Instructions for the task> Write the material out again, line by line, exactly as it is.

Dataset entries>
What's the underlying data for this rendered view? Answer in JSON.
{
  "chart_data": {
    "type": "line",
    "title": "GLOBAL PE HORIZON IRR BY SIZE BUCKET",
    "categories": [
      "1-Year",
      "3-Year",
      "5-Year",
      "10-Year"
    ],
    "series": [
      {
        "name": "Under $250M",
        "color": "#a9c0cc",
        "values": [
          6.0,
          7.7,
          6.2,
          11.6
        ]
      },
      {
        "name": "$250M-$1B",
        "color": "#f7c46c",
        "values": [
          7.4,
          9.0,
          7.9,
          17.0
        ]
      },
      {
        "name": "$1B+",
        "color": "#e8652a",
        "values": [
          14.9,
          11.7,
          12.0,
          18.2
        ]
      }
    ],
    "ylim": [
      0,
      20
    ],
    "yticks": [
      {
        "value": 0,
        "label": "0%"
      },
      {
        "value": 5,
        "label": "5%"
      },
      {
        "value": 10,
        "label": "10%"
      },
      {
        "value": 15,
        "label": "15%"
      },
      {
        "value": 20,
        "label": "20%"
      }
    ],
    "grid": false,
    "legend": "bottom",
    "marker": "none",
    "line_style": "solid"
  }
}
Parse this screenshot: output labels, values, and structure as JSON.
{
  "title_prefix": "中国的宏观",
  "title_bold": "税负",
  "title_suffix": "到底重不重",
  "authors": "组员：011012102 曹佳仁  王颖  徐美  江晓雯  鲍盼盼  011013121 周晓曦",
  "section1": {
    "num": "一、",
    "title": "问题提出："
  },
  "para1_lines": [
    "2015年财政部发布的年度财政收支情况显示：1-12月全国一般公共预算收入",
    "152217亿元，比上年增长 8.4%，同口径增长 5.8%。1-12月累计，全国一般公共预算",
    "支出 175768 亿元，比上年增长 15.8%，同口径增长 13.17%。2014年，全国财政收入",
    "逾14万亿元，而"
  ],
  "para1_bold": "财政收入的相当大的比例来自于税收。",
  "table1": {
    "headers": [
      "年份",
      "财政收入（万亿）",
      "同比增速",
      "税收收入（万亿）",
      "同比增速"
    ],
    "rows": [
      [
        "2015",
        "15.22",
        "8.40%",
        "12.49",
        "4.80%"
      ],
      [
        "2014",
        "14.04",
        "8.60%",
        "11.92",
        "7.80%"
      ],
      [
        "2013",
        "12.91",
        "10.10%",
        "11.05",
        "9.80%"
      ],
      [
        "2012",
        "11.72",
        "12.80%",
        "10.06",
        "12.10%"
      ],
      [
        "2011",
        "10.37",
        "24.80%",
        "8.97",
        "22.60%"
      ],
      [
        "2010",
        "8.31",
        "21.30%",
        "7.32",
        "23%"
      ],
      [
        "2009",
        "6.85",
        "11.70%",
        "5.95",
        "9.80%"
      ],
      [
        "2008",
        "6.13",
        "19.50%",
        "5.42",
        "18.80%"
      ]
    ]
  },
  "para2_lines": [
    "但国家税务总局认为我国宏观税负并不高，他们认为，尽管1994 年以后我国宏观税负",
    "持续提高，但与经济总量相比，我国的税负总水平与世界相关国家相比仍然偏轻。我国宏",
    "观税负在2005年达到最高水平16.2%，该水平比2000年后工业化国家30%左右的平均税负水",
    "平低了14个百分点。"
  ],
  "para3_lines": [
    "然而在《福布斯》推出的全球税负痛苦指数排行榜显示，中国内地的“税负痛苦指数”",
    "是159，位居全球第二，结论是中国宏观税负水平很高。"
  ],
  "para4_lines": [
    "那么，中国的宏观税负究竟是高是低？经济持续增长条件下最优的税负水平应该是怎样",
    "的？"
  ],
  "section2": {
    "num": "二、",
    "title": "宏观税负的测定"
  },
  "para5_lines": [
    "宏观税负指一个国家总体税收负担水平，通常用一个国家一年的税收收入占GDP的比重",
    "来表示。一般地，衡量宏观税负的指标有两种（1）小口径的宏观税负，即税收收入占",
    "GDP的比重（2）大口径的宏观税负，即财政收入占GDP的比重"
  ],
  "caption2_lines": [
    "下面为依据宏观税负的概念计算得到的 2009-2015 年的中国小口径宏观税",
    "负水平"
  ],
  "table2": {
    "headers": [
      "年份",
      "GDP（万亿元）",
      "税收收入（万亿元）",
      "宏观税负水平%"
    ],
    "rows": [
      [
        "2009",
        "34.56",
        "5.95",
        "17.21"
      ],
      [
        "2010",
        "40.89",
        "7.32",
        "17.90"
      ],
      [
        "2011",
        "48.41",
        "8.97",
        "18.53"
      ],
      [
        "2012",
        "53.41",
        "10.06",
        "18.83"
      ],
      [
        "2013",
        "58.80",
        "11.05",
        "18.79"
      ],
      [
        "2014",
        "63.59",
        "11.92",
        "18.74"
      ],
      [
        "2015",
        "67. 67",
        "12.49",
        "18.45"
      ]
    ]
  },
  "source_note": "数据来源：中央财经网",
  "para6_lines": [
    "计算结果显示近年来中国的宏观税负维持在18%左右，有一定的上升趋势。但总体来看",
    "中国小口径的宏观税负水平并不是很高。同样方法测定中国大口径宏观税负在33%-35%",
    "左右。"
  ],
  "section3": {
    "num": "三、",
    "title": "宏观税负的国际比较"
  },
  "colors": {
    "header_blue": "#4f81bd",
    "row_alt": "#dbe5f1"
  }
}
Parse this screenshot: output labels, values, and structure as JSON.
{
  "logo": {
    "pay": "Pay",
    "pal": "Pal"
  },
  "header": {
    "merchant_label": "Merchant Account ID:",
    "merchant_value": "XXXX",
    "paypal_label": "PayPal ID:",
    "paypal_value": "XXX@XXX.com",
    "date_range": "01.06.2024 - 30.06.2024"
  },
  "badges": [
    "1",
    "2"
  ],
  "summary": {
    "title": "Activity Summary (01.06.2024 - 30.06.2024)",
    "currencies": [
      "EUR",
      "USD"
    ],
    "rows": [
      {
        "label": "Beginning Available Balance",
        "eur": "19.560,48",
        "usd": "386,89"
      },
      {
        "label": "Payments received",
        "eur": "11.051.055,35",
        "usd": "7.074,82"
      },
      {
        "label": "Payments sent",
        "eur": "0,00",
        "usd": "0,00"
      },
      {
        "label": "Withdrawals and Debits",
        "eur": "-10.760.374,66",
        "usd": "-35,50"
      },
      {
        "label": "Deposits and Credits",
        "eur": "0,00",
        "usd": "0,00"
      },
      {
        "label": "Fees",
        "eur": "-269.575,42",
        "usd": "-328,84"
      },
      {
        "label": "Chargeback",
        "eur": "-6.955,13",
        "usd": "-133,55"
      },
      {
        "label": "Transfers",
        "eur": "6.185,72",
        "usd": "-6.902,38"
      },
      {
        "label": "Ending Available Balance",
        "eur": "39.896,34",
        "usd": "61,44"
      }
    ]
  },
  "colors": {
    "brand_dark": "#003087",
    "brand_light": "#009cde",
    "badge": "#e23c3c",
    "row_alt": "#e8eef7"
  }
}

Worked solution>
What's the underlying data for this rendered view? Answer in JSON.
{
  "chart_data": {
    "type": "line",
    "title": "GLOBAL PE HORIZON IRR BY SIZE BUCKET",
    "categories": [
      "1-Year",
      "3-Year",
      "5-Year",
      "10-Year"
    ],
    "series": [
      {
        "name": "Under $250M",
        "color": "#a9c0cc",
        "values": [
          6.0,
          7.7,
          6.2,
          11.6
        ]
      },
      {
        "name": "$250M-$1B",
        "color": "#f7c46c",
        "values": [
          7.4,
          9.0,
          7.9,
          17.0
        ]
      },
      {
        "name": "$1B+",
        "color": "#e8652a",
        "values": [
          14.9,
          11.7,
          12.0,
          18.2
        ]
      }
    ],
    "ylim": [
      0,
      20
    ],
    "yticks": [
      {
        "value": 0,
        "label": "0%"
      },
      {
        "value": 5,
        "label": "5%"
      },
      {
        "value": 10,
        "label": "10%"
      },
      {
        "value": 15,
        "label": "15%"
      },
      {
        "value": 20,
        "label": "20%"
      }
    ],
    "grid": false,
    "legend": "bottom",
    "marker": "none",
    "line_style": "solid"
  }
}
Parse this screenshot: output labels, values, and structure as JSON.
{
  "title_prefix": "中国的宏观",
  "title_bold": "税负",
  "title_suffix": "到底重不重",
  "authors": "组员：011012102 曹佳仁  王颖  徐美  江晓雯  鲍盼盼  011013121 周晓曦",
  "section1": {
    "num": "一、",
    "title": "问题提出："
  },
  "para1_lines": [
    "2015年财政部发布的年度财政收支情况显示：1-12月全国一般公共预算收入",
    "152217亿元，比上年增长 8.4%，同口径增长 5.8%。1-12月累计，全国一般公共预算",
    "支出 175768 亿元，比上年增长 15.8%，同口径增长 13.17%。2014年，全国财政收入",
    "逾14万亿元，而"
  ],
  "para1_bold": "财政收入的相当大的比例来自于税收。",
  "table1": {
    "headers": [
      "年份",
      "财政收入（万亿）",
      "同比增速",
      "税收收入（万亿）",
      "同比增速"
    ],
    "rows": [
      [
        "2015",
        "15.22",
        "8.40%",
        "12.49",
        "4.80%"
      ],
      [
        "2014",
        "14.04",
        "8.60%",
        "11.92",
        "7.80%"
      ],
      [
        "2013",
        "12.91",
        "10.10%",
        "11.05",
        "9.80%"
      ],
      [
        "2012",
        "11.72",
        "12.80%",
        "10.06",
        "12.10%"
      ],
      [
        "2011",
        "10.37",
        "24.80%",
        "8.97",
        "22.60%"
      ],
      [
        "2010",
        "8.31",
        "21.30%",
        "7.32",
        "23%"
      ],
      [
        "2009",
        "6.85",
        "11.70%",
        "5.95",
        "9.80%"
      ],
      [
        "2008",
        "6.13",
        "19.50%",
        "5.42",
        "18.80%"
      ]
    ]
  },
  "para2_lines": [
    "但国家税务总局认为我国宏观税负并不高，他们认为，尽管1994 年以后我国宏观税负",
    "持续提高，但与经济总量相比，我国的税负总水平与世界相关国家相比仍然偏轻。我国宏",
    "观税负在2005年达到最高水平16.2%，该水平比2000年后工业化国家30%左右的平均税负水",
    "平低了14个百分点。"
  ],
  "para3_lines": [
    "然而在《福布斯》推出的全球税负痛苦指数排行榜显示，中国内地的“税负痛苦指数”",
    "是159，位居全球第二，结论是中国宏观税负水平很高。"
  ],
  "para4_lines": [
    "那么，中国的宏观税负究竟是高是低？经济持续增长条件下最优的税负水平应该是怎样",
    "的？"
  ],
  "section2": {
    "num": "二、",
    "title": "宏观税负的测定"
  },
  "para5_lines": [
    "宏观税负指一个国家总体税收负担水平，通常用一个国家一年的税收收入占GDP的比重",
    "来表示。一般地，衡量宏观税负的指标有两种（1）小口径的宏观税负，即税收收入占",
    "GDP的比重（2）大口径的宏观税负，即财政收入占GDP的比重"
  ],
  "caption2_lines": [
    "下面为依据宏观税负的概念计算得到的 2009-2015 年的中国小口径宏观税",
    "负水平"
  ],
  "table2": {
    "headers": [
      "年份",
      "GDP（万亿元）",
      "税收收入（万亿元）",
      "宏观税负水平%"
    ],
    "rows": [
      [
        "2009",
        "34.56",
        "5.95",
        "17.21"
      ],
      [
        "2010",
        "40.89",
        "7.32",
        "17.90"
      ],
      [
        "2011",
        "48.41",
        "8.97",
        "18.53"
      ],
      [
        "2012",
        "53.41",
        "10.06",
        "18.83"
      ],
      [
        "2013",
        "58.80",
        "11.05",
        "18.79"
      ],
      [
        "2014",
        "63.59",
        "11.92",
        "18.74"
      ],
      [
        "2015",
        "67. 67",
        "12.49",
        "18.45"
      ]
    ]
  },
  "source_note": "数据来源：中央财经网",
  "para6_lines": [
    "计算结果显示近年来中国的宏观税负维持在18%左右，有一定的上升趋势。但总体来看",
    "中国小口径的宏观税负水平并不是很高。同样方法测定中国大口径宏观税负在33%-35%",
    "左右。"
  ],
  "section3": {
    "num": "三、",
    "title": "宏观税负的国际比较"
  },
  "colors": {
    "header_blue": "#4f81bd",
    "row_alt": "#dbe5f1"
  }
}
Parse this screenshot: output labels, values, and structure as JSON.
{
  "logo": {
    "pay": "Pay",
    "pal": "Pal"
  },
  "header": {
    "merchant_label": "Merchant Account ID:",
    "merchant_value": "XXXX",
    "paypal_label": "PayPal ID:",
    "paypal_value": "XXX@XXX.com",
    "date_range": "01.06.2024 - 30.06.2024"
  },
  "badges": [
    "1",
    "2"
  ],
  "summary": {
    "title": "Activity Summary (01.06.2024 - 30.06.2024)",
    "currencies": [
      "EUR",
      "USD"
    ],
    "rows": [
      {
        "label": "Beginning Available Balance",
        "eur": "19.560,48",
        "usd": "386,89"
      },
      {
        "label": "Payments received",
        "eur": "11.051.055,35",
        "usd": "7.074,82"
      },
      {
        "label": "Payments sent",
        "eur": "0,00",
        "usd": "0,00"
      },
      {
        "label": "Withdrawals and Debits",
        "eur": "-10.760.374,66",
        "usd": "-35,50"
      },
      {
        "label": "Deposits and Credits",
        "eur": "0,00",
        "usd": "0,00"
      },
      {
        "label": "Fees",
        "eur": "-269.575,42",
        "usd": "-328,84"
      },
      {
        "label": "Chargeback",
        "eur": "-6.955,13",
        "usd": "-133,55"
      },
      {
        "label": "Transfers",
        "eur": "6.185,72",
        "usd": "-6.902,38"
      },
      {
        "label": "Ending Available Balance",
        "eur": "39.896,34",
        "usd": "61,44"
      }
    ]
  },
  "colors": {
    "brand_dark": "#003087",
    "brand_light": "#009cde",
    "badge": "#e23c3c",
    "row_alt": "#e8eef7"
  }
}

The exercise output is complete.